■ Directions
Print the line containing "Enumerate this screenshot's" and each line after it through the end, please, with nothing added.

■ Records for the exercise
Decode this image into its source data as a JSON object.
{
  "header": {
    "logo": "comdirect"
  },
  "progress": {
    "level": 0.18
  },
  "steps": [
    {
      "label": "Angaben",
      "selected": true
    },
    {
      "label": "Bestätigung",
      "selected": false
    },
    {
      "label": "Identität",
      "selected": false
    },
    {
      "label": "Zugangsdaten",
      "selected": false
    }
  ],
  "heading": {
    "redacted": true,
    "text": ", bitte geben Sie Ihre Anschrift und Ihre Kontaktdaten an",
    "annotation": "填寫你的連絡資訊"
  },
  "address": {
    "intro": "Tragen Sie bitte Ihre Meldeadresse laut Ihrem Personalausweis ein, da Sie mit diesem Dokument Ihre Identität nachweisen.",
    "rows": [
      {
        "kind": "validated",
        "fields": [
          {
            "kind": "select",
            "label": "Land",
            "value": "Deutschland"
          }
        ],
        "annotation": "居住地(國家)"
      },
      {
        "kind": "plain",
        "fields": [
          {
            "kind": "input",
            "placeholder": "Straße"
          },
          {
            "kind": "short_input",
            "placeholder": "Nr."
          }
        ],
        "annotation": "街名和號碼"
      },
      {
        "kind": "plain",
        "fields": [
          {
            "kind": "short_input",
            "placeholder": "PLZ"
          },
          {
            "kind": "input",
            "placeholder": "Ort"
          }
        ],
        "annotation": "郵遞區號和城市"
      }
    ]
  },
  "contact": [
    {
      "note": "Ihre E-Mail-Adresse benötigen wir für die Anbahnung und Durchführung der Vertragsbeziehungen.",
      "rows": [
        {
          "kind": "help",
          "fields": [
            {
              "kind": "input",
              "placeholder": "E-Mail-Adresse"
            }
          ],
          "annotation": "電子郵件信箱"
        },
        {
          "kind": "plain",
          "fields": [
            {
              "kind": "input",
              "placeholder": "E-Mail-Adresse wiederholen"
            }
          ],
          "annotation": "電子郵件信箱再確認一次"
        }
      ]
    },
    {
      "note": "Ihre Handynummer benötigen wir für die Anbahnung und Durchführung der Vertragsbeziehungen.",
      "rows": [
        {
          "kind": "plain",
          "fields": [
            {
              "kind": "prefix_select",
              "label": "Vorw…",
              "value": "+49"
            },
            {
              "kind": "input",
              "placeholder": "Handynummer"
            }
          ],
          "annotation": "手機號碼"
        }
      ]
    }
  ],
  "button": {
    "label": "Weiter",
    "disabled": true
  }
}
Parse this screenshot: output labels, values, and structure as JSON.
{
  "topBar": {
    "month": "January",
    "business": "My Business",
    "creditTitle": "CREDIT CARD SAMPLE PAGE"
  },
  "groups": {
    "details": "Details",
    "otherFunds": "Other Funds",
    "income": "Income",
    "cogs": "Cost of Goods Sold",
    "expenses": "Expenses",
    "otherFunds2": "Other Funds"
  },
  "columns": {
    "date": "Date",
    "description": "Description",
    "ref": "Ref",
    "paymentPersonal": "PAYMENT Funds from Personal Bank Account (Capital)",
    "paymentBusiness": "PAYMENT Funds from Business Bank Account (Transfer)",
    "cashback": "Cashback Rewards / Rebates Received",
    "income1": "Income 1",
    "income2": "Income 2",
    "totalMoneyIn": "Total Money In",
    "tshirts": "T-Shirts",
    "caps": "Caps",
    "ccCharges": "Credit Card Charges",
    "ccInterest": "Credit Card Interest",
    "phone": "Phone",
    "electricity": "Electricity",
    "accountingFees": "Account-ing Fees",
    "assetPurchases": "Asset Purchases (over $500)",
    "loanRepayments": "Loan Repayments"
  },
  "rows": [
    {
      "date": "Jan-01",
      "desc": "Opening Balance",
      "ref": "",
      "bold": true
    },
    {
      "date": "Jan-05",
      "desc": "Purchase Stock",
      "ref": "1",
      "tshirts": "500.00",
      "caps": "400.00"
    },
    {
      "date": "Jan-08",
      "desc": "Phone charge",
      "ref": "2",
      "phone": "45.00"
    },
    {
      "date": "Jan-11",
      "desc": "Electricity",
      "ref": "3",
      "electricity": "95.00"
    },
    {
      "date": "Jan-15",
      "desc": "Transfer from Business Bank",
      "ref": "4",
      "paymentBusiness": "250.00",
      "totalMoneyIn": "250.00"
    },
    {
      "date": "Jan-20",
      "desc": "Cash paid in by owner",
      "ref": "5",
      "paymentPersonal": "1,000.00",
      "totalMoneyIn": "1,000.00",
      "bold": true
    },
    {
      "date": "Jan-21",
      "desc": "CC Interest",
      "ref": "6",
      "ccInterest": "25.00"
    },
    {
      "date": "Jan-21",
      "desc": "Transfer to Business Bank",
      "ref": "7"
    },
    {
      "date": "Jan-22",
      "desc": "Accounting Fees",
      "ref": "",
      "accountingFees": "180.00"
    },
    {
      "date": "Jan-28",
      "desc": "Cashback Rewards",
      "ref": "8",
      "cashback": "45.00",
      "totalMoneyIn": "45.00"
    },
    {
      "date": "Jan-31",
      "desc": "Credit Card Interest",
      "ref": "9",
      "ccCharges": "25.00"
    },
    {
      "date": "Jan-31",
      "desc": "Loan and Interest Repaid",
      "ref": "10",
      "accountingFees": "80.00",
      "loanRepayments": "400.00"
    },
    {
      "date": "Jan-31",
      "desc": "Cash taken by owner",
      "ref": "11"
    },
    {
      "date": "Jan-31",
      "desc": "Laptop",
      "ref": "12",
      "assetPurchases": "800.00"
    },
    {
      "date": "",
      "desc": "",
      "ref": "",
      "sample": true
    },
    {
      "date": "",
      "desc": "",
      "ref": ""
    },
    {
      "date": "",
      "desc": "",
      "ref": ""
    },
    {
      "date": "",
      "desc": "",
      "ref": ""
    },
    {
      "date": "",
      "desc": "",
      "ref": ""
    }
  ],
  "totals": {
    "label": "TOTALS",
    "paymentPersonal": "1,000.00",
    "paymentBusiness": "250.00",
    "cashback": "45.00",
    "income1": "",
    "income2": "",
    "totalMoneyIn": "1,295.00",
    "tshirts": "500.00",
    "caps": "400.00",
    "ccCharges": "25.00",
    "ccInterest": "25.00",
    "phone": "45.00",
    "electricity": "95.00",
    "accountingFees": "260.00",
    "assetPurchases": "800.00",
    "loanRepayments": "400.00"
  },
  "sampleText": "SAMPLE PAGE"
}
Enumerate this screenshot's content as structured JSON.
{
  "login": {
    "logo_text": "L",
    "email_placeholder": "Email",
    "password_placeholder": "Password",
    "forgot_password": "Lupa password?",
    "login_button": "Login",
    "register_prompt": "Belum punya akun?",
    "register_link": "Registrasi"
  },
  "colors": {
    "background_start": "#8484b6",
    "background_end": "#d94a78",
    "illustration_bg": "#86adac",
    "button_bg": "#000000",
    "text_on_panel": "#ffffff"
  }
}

■ Solution for this task
Enumerate this screenshot's content as structured JSON.
{
  "login": {
    "logo_text": "L",
    "email_placeholder": "Email",
    "password_placeholder": "Password",
    "forgot_password": "Lupa password?",
    "login_button": "Login",
    "register_prompt": "Belum punya akun?",
    "register_link": "Registrasi"
  },
  "colors": {
    "background_start": "#8484b6",
    "background_end": "#d94a78",
    "illustration_bg": "#86adac",
    "button_bg": "#000000",
    "text_on_panel": "#ffffff"
  }
}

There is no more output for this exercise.